Instruction
Copy each of the rows below word for word, from the first to the last. Leave the picture out of your copy.

--- start ---

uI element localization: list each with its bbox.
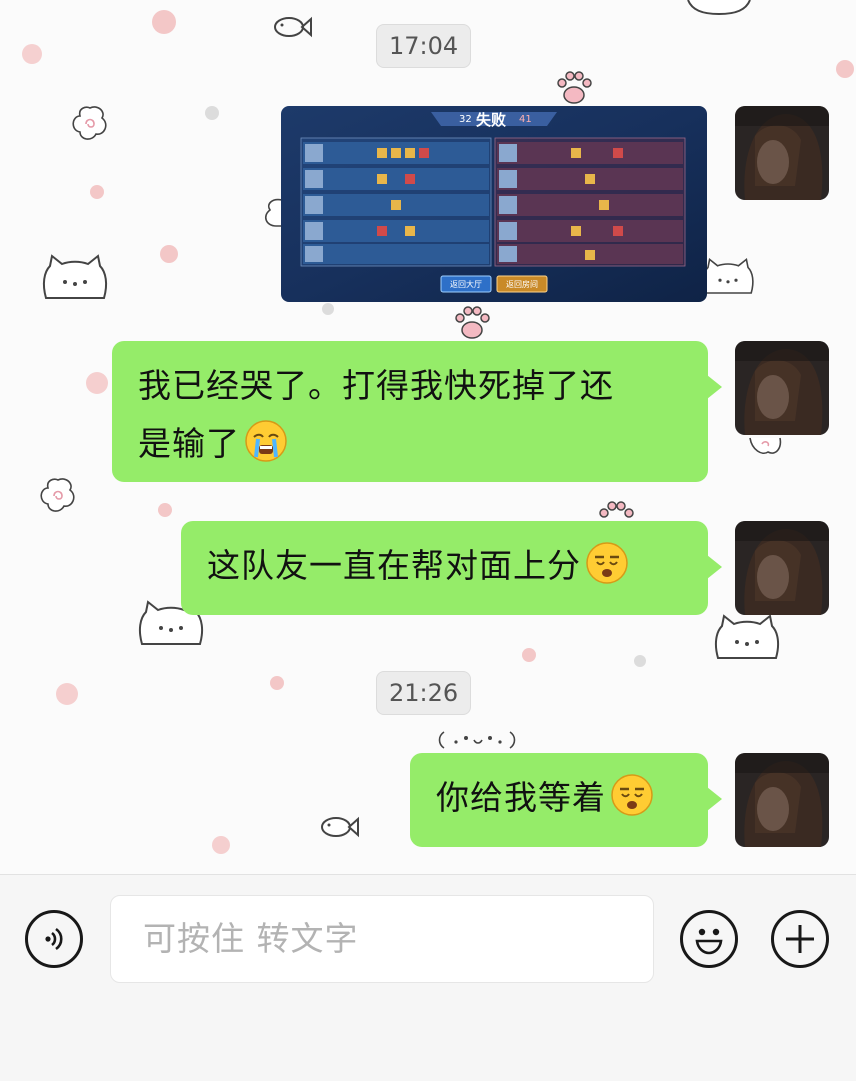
avatar-photo [735, 341, 829, 435]
wallpaper-dot [56, 683, 78, 705]
wallpaper-dot [212, 836, 230, 854]
plus-button[interactable] [771, 910, 829, 968]
crying-face-icon [245, 420, 287, 462]
message-bubble[interactable]: 我已经哭了。打得我快死掉了还 是输了 [112, 341, 722, 482]
cat-doodle [42, 254, 108, 299]
paw-doodle [455, 306, 490, 339]
wallpaper-dot [90, 185, 104, 199]
wallpaper-dot [160, 245, 178, 263]
message-bubble[interactable]: 你给我等着 [410, 753, 722, 847]
voice-button[interactable] [25, 910, 83, 968]
flower-doodle [40, 478, 75, 512]
cat-doodle [687, 0, 751, 16]
result-label: 失败 [476, 111, 506, 129]
flower-doodle [749, 437, 782, 454]
face-doodle [438, 731, 516, 749]
wallpaper-dot [158, 503, 172, 517]
message-text-line: 我已经哭了。打得我快死掉了还 [138, 366, 614, 405]
flower-doodle [72, 106, 107, 140]
avatar[interactable] [735, 753, 829, 847]
lobby-button-label: 返回大厅 [450, 279, 482, 289]
wallpaper-dot [205, 106, 219, 120]
voice-icon [45, 927, 63, 951]
wallpaper-dot [22, 44, 42, 64]
wallpaper-dot [322, 303, 334, 315]
fish-doodle [321, 816, 359, 838]
fish-doodle [274, 16, 312, 38]
unamused-face-icon [586, 542, 628, 584]
avatar[interactable] [735, 341, 829, 435]
message-text-line: 是输了 [138, 424, 240, 463]
message-input[interactable]: 可按住 转文字 [110, 895, 654, 983]
bubble-tail [707, 375, 722, 399]
left-score: 32 [459, 114, 472, 125]
wallpaper-dot [270, 676, 284, 690]
cat-doodle [714, 614, 780, 659]
chat-area[interactable]: 17:04 21:26 32 失败 41 返回大厅 返回房间 我已经哭了。打得我… [0, 0, 856, 874]
emoji-button[interactable] [680, 910, 738, 968]
avatar[interactable] [735, 521, 829, 615]
wallpaper-dot [836, 60, 854, 78]
avatar-photo [735, 521, 829, 615]
timestamp: 21:26 [376, 671, 472, 715]
message-bubble[interactable]: 这队友一直在帮对面上分 [181, 521, 722, 615]
wallpaper-dot [522, 648, 536, 662]
paw-doodle [599, 501, 634, 518]
unamused-face-icon [611, 774, 653, 816]
wallpaper-dot [86, 372, 108, 394]
game-screenshot-graphic: 32 失败 41 返回大厅 返回房间 [281, 106, 707, 302]
input-bar: 可按住 转文字 [0, 874, 856, 1081]
game-result-screenshot[interactable]: 32 失败 41 返回大厅 返回房间 [281, 106, 707, 302]
right-score: 41 [519, 114, 532, 125]
avatar-photo [735, 753, 829, 847]
emoji-icon [695, 928, 723, 955]
message-text: 你给我等着 [436, 778, 606, 817]
wallpaper-dot [152, 10, 176, 34]
paw-doodle [557, 71, 592, 104]
cat-doodle [702, 257, 754, 294]
bubble-tail [707, 787, 722, 811]
wallpaper-dot [634, 655, 646, 667]
avatar-photo [735, 106, 829, 200]
timestamp: 17:04 [376, 24, 472, 68]
avatar[interactable] [735, 106, 829, 200]
room-button-label: 返回房间 [506, 279, 538, 289]
plus-icon [786, 925, 814, 953]
message-text: 这队友一直在帮对面上分 [207, 546, 581, 585]
bubble-tail [707, 555, 722, 579]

--- end ---

Exercise output
uI element localization: list each with its bbox.
avatar-photo [735, 341, 829, 435]
wallpaper-dot [56, 683, 78, 705]
wallpaper-dot [212, 836, 230, 854]
plus-button[interactable] [771, 910, 829, 968]
crying-face-icon [245, 420, 287, 462]
message-bubble[interactable]: 我已经哭了。打得我快死掉了还 是输了 [112, 341, 722, 482]
cat-doodle [42, 254, 108, 299]
paw-doodle [455, 306, 490, 339]
wallpaper-dot [90, 185, 104, 199]
wallpaper-dot [160, 245, 178, 263]
message-bubble[interactable]: 你给我等着 [410, 753, 722, 847]
voice-button[interactable] [25, 910, 83, 968]
flower-doodle [40, 478, 75, 512]
cat-doodle [687, 0, 751, 16]
result-label: 失败 [476, 111, 506, 129]
flower-doodle [749, 437, 782, 454]
face-doodle [438, 731, 516, 749]
wallpaper-dot [158, 503, 172, 517]
message-text-line: 我已经哭了。打得我快死掉了还 [138, 366, 614, 405]
flower-doodle [72, 106, 107, 140]
avatar[interactable] [735, 753, 829, 847]
lobby-button-label: 返回大厅 [450, 279, 482, 289]
wallpaper-dot [205, 106, 219, 120]
voice-icon [45, 927, 63, 951]
wallpaper-dot [22, 44, 42, 64]
wallpaper-dot [322, 303, 334, 315]
fish-doodle [321, 816, 359, 838]
fish-doodle [274, 16, 312, 38]
unamused-face-icon [586, 542, 628, 584]
avatar[interactable] [735, 341, 829, 435]
message-text-line: 是输了 [138, 424, 240, 463]
message-input[interactable]: 可按住 转文字 [110, 895, 654, 983]
bubble-tail [707, 375, 722, 399]
left-score: 32 [459, 114, 472, 125]
wallpaper-dot [270, 676, 284, 690]
cat-doodle [714, 614, 780, 659]
chat-area[interactable]: 17:04 21:26 32 失败 41 返回大厅 返回房间 我已经哭了。打得我… [0, 0, 856, 874]
emoji-button[interactable] [680, 910, 738, 968]
avatar[interactable] [735, 521, 829, 615]
wallpaper-dot [836, 60, 854, 78]
avatar-photo [735, 521, 829, 615]
timestamp: 21:26 [376, 671, 472, 715]
message-bubble[interactable]: 这队友一直在帮对面上分 [181, 521, 722, 615]
wallpaper-dot [522, 648, 536, 662]
paw-doodle [599, 501, 634, 518]
unamused-face-icon [611, 774, 653, 816]
wallpaper-dot [86, 372, 108, 394]
game-screenshot-graphic: 32 失败 41 返回大厅 返回房间 [281, 106, 707, 302]
input-bar: 可按住 转文字 [0, 874, 856, 1081]
game-result-screenshot[interactable]: 32 失败 41 返回大厅 返回房间 [281, 106, 707, 302]
right-score: 41 [519, 114, 532, 125]
avatar-photo [735, 753, 829, 847]
emoji-icon [695, 928, 723, 955]
message-text: 你给我等着 [436, 778, 606, 817]
wallpaper-dot [152, 10, 176, 34]
paw-doodle [557, 71, 592, 104]
cat-doodle [702, 257, 754, 294]
bubble-tail [707, 787, 722, 811]
wallpaper-dot [634, 655, 646, 667]
avatar-photo [735, 106, 829, 200]
timestamp: 17:04 [376, 24, 472, 68]
avatar[interactable] [735, 106, 829, 200]
room-button-label: 返回房间 [506, 279, 538, 289]
plus-icon [786, 925, 814, 953]
message-text: 这队友一直在帮对面上分 [207, 546, 581, 585]
bubble-tail [707, 555, 722, 579]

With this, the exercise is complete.